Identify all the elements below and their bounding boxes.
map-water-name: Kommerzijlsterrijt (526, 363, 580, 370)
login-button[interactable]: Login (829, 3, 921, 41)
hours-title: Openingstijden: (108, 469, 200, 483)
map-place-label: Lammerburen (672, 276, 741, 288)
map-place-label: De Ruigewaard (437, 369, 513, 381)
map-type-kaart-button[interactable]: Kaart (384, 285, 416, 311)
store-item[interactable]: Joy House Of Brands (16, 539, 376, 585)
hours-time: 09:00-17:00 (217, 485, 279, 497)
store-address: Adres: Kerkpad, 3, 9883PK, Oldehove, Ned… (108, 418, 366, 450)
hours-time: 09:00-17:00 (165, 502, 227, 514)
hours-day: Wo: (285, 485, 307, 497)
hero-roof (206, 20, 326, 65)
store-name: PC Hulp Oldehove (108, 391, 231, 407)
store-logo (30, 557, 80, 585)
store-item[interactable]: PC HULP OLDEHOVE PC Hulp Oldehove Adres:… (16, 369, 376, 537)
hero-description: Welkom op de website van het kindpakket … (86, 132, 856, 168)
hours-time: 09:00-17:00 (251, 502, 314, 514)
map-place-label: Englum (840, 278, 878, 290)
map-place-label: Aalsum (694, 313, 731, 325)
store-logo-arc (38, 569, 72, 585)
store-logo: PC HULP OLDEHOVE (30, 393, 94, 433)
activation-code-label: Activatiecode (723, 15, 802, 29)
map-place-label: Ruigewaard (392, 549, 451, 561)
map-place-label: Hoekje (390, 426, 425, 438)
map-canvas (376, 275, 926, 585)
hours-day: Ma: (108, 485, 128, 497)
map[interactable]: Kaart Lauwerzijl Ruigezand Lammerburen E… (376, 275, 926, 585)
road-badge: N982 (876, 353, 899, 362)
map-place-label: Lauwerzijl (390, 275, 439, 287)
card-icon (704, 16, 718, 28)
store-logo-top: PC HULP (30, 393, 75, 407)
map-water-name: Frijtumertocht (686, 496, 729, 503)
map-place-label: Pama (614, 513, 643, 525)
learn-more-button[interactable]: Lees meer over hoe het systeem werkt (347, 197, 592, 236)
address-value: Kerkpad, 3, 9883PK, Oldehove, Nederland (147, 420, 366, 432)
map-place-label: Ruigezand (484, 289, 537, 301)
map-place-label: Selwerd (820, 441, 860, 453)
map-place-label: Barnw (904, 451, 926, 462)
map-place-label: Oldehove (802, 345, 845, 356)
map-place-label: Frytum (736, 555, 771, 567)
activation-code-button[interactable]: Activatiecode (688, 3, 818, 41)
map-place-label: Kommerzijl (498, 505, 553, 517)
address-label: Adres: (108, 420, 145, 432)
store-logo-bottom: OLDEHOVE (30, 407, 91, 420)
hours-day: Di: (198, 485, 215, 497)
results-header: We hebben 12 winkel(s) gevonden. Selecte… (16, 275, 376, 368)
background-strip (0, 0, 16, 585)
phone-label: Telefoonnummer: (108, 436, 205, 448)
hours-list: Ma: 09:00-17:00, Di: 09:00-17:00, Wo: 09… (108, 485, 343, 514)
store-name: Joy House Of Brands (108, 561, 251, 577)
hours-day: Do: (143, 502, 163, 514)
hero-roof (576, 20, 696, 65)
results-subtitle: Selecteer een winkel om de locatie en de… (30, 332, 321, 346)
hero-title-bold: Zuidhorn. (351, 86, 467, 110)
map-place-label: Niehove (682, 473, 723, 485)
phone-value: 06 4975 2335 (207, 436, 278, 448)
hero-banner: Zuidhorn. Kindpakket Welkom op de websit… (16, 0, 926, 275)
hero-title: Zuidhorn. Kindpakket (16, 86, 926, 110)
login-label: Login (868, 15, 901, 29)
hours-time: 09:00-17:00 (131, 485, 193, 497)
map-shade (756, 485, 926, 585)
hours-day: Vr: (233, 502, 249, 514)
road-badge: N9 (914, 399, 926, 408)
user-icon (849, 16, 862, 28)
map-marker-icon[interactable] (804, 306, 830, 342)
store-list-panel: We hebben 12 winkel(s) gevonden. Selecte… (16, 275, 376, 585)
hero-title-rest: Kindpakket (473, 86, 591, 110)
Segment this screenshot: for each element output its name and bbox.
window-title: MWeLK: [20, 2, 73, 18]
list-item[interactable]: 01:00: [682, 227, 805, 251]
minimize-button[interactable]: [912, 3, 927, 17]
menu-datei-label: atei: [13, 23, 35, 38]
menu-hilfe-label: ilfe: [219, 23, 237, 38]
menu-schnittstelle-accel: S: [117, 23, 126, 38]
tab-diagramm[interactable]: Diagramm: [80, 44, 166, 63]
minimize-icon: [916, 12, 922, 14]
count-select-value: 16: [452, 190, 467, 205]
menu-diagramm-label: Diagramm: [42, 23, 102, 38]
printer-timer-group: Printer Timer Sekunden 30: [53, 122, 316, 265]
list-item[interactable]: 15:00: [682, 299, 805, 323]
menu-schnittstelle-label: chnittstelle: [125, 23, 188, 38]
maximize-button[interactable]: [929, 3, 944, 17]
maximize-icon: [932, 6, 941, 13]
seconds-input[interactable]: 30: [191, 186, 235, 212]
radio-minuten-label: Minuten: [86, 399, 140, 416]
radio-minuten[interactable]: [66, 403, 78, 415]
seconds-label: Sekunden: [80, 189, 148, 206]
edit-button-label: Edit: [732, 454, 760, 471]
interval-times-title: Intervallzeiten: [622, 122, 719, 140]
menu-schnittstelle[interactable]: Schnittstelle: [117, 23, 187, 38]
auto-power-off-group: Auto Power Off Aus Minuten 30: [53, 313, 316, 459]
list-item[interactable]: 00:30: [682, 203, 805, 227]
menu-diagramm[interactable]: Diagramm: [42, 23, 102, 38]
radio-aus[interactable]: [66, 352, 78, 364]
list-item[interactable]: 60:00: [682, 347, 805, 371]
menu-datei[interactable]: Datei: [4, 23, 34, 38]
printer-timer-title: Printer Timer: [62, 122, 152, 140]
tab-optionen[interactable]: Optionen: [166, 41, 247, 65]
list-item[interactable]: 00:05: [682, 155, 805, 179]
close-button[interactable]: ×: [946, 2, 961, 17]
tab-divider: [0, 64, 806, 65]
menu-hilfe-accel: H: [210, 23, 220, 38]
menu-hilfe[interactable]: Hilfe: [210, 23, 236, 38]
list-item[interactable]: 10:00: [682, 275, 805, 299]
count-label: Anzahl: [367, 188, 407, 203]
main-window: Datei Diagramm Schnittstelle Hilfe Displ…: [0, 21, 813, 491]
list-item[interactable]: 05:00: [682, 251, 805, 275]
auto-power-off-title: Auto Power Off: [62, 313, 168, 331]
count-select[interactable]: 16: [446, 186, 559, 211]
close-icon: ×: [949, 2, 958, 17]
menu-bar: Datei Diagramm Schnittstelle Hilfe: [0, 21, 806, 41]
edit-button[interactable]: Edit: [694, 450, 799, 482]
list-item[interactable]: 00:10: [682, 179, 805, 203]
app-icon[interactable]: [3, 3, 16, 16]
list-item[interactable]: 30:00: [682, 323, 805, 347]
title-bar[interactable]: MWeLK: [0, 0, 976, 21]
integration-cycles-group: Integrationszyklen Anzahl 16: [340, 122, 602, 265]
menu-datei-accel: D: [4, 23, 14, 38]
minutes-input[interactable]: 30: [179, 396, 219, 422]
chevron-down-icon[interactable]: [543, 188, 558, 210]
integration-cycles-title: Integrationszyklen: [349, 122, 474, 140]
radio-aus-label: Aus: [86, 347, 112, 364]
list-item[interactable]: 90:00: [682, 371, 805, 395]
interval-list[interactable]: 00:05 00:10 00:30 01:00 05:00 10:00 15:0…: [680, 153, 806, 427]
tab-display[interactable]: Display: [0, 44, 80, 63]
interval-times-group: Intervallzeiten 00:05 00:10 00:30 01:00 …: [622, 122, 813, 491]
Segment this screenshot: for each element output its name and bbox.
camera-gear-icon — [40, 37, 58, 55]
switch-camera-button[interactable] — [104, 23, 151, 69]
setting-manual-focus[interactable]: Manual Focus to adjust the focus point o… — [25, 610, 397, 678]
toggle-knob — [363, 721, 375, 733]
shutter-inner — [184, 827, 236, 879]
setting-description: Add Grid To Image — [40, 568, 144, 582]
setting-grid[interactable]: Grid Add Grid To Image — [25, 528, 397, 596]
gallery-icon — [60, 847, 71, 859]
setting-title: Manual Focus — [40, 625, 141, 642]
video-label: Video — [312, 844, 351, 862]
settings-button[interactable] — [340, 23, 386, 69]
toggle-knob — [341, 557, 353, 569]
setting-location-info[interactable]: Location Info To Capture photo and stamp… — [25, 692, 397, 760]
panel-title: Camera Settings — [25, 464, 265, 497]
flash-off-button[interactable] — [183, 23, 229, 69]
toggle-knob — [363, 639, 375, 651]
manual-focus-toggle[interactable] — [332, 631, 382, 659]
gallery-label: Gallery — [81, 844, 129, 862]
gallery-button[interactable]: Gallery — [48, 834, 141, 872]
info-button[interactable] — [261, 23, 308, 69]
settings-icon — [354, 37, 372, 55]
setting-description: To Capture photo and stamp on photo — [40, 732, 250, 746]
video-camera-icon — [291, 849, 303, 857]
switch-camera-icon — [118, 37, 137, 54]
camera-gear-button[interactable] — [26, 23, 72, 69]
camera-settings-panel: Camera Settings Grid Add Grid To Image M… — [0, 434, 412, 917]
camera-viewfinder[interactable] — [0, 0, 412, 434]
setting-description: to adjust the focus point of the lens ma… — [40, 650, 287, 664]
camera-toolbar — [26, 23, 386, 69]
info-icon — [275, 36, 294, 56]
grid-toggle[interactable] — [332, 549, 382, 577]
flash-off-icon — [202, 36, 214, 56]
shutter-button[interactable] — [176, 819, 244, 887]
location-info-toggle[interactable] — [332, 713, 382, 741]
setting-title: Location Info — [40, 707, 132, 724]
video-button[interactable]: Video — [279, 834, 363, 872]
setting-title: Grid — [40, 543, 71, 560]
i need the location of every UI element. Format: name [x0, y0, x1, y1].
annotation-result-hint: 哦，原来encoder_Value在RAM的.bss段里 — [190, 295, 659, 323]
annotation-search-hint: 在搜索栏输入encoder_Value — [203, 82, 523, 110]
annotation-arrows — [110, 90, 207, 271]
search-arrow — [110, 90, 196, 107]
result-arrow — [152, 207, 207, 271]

——

Your instructions:
Reproduce, word for word, the lines from the first line of the entries above through the line holding "store-item[interactable]: PC HULP", both ends included.

Expected output:
Identify all the elements below and their bounding boxes.
map-water-name: Kommerzijlsterrijt (526, 363, 580, 370)
login-button[interactable]: Login (829, 3, 921, 41)
hours-title: Openingstijden: (108, 469, 200, 483)
map-place-label: Lammerburen (672, 276, 741, 288)
map-place-label: De Ruigewaard (437, 369, 513, 381)
map-type-kaart-button[interactable]: Kaart (384, 285, 416, 311)
store-item[interactable]: Joy House Of Brands (16, 539, 376, 585)
hours-time: 09:00-17:00 (217, 485, 279, 497)
store-address: Adres: Kerkpad, 3, 9883PK, Oldehove, Ned… (108, 418, 366, 450)
hours-time: 09:00-17:00 (165, 502, 227, 514)
hours-day: Wo: (285, 485, 307, 497)
hero-roof (206, 20, 326, 65)
store-name: PC Hulp Oldehove (108, 391, 231, 407)
store-logo (30, 557, 80, 585)
store-item[interactable]: PC HULP OLDEHOVE PC Hulp Oldehove Adres:… (16, 369, 376, 537)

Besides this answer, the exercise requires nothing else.